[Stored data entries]
▶
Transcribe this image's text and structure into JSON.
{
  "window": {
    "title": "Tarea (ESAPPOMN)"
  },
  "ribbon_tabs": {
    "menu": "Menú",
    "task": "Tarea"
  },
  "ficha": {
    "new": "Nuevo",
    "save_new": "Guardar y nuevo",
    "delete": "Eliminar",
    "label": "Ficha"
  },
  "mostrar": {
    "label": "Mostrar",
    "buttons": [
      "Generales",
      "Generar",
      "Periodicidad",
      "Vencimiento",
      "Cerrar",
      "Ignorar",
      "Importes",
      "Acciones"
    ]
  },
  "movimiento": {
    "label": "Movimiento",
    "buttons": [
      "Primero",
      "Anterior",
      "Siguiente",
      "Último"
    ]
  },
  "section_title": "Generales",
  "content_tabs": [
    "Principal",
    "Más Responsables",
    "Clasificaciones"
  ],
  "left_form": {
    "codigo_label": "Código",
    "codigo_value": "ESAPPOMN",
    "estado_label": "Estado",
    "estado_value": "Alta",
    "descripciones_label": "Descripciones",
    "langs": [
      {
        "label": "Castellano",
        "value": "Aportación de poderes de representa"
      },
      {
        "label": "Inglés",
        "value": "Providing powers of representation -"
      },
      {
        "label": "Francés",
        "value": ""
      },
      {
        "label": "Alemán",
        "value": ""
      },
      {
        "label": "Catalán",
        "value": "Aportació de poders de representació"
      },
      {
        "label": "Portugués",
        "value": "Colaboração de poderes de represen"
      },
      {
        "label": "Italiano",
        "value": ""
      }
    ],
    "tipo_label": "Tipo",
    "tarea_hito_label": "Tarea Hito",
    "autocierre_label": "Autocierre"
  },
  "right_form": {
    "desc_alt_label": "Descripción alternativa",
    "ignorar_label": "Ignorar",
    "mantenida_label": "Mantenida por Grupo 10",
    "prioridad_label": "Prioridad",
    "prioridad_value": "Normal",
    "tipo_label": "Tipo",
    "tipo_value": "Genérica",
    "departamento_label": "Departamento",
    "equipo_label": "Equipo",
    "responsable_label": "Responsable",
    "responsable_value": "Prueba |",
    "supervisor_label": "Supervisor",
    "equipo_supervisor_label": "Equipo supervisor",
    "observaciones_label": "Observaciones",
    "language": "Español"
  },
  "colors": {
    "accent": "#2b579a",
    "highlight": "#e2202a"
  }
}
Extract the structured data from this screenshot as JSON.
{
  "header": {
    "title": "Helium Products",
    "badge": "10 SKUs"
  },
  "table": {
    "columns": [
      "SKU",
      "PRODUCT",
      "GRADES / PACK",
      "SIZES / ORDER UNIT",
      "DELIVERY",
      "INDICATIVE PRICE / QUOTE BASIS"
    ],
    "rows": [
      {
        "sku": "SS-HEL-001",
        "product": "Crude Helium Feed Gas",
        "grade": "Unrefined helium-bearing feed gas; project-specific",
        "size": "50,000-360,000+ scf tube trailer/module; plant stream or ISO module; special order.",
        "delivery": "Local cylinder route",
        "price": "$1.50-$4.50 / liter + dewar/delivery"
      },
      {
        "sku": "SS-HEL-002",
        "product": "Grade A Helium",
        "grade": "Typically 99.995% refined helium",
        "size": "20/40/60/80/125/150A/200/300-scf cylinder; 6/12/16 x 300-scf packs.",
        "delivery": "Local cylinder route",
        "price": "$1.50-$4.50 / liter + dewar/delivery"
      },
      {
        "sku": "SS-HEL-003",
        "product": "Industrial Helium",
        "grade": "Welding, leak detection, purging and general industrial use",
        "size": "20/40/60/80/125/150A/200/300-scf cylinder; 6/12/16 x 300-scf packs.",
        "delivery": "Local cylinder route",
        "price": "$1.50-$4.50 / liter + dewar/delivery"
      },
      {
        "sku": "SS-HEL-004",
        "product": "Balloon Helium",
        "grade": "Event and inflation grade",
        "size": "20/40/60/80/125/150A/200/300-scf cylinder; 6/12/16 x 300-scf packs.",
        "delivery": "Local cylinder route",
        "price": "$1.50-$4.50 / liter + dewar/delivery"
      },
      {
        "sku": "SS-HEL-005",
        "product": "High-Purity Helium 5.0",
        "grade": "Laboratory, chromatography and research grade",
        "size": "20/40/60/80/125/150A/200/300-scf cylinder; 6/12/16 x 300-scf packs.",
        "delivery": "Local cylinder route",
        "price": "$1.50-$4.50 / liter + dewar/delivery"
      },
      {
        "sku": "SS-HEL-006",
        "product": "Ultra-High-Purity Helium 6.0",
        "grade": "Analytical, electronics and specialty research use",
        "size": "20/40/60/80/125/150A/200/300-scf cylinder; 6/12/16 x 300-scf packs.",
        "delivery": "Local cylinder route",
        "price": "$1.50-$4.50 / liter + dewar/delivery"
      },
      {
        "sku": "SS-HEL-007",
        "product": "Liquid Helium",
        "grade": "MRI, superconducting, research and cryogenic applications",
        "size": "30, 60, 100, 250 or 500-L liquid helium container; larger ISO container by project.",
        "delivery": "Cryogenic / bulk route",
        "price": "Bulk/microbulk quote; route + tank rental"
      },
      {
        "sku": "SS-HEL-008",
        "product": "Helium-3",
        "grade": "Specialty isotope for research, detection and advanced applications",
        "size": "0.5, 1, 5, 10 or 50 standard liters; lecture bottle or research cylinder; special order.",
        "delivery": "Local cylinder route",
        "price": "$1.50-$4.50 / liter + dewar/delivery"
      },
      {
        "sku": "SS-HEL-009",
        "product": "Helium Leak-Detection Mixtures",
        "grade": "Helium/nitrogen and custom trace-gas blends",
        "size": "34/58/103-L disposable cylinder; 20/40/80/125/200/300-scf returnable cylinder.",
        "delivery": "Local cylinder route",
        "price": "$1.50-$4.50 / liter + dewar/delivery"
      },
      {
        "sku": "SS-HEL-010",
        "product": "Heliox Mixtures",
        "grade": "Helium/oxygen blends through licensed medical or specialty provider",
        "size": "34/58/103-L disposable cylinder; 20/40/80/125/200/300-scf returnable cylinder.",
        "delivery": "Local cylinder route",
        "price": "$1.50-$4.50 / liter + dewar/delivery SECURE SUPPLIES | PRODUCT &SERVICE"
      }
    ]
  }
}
◀
= YOUR OBJECTIVE =
Scan the listing above. Gather each line that contains the word "Generales".

= RESULT OF THE EXERCISE =
      "Generales",
  "section_title": "Generales",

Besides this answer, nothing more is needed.